[start Material provided]

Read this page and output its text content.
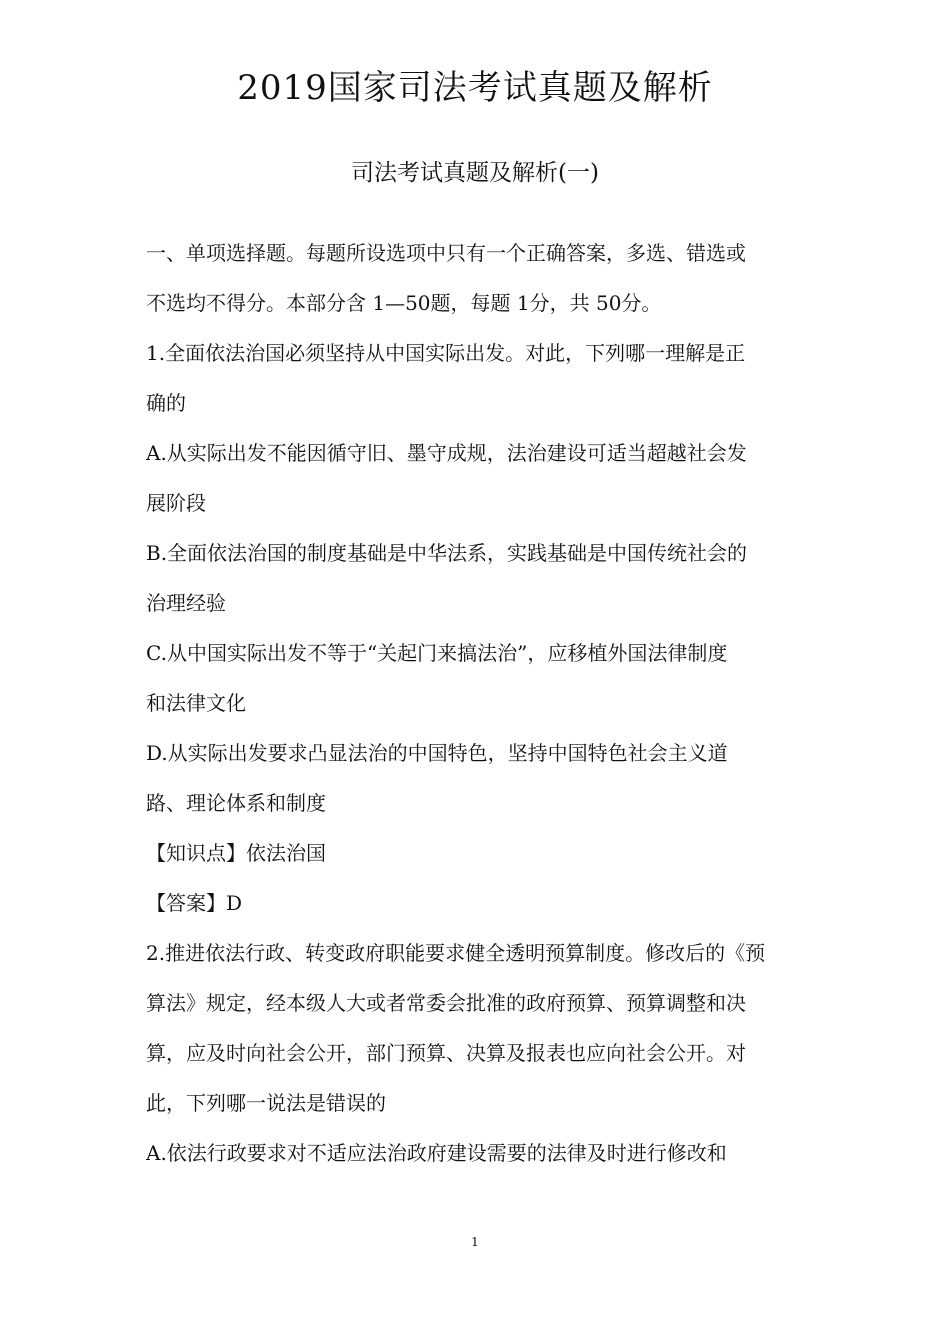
2019国家司法考试真题及解析
司法考试真题及解析(一)
一、单项选择题。每题所设选项中只有一个正确答案，多选、错选或
不选均不得分。本部分含 1—50题，每题 1分，共 50分。
1.全面依法治国必须坚持从中国实际出发。对此，下列哪一理解是正
确的
A.从实际出发不能因循守旧、墨守成规，法治建设可适当超越社会发
展阶段
B.全面依法治国的制度基础是中华法系，实践基础是中国传统社会的
治理经验
C.从中国实际出发不等于“关起门来搞法治”，应移植外国法律制度
和法律文化
D.从实际出发要求凸显法治的中国特色，坚持中国特色社会主义道
路、理论体系和制度
【知识点】依法治国
【答案】D
2.推进依法行政、转变政府职能要求健全透明预算制度。修改后的《预
算法》规定，经本级人大或者常委会批准的政府预算、预算调整和决
算，应及时向社会公开，部门预算、决算及报表也应向社会公开。对
此，下列哪一说法是错误的
A.依法行政要求对不适应法治政府建设需要的法律及时进行修改和
1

[end Material provided]

What needs to be done: Transcribe the records above exactly as they appear, leaving out any pictures.

Correct response:
Read this page and output its text content.
2019国家司法考试真题及解析
司法考试真题及解析(一)
一、单项选择题。每题所设选项中只有一个正确答案，多选、错选或
不选均不得分。本部分含 1—50题，每题 1分，共 50分。
1.全面依法治国必须坚持从中国实际出发。对此，下列哪一理解是正
确的
A.从实际出发不能因循守旧、墨守成规，法治建设可适当超越社会发
展阶段
B.全面依法治国的制度基础是中华法系，实践基础是中国传统社会的
治理经验
C.从中国实际出发不等于“关起门来搞法治”，应移植外国法律制度
和法律文化
D.从实际出发要求凸显法治的中国特色，坚持中国特色社会主义道
路、理论体系和制度
【知识点】依法治国
【答案】D
2.推进依法行政、转变政府职能要求健全透明预算制度。修改后的《预
算法》规定，经本级人大或者常委会批准的政府预算、预算调整和决
算，应及时向社会公开，部门预算、决算及报表也应向社会公开。对
此，下列哪一说法是错误的
A.依法行政要求对不适应法治政府建设需要的法律及时进行修改和
1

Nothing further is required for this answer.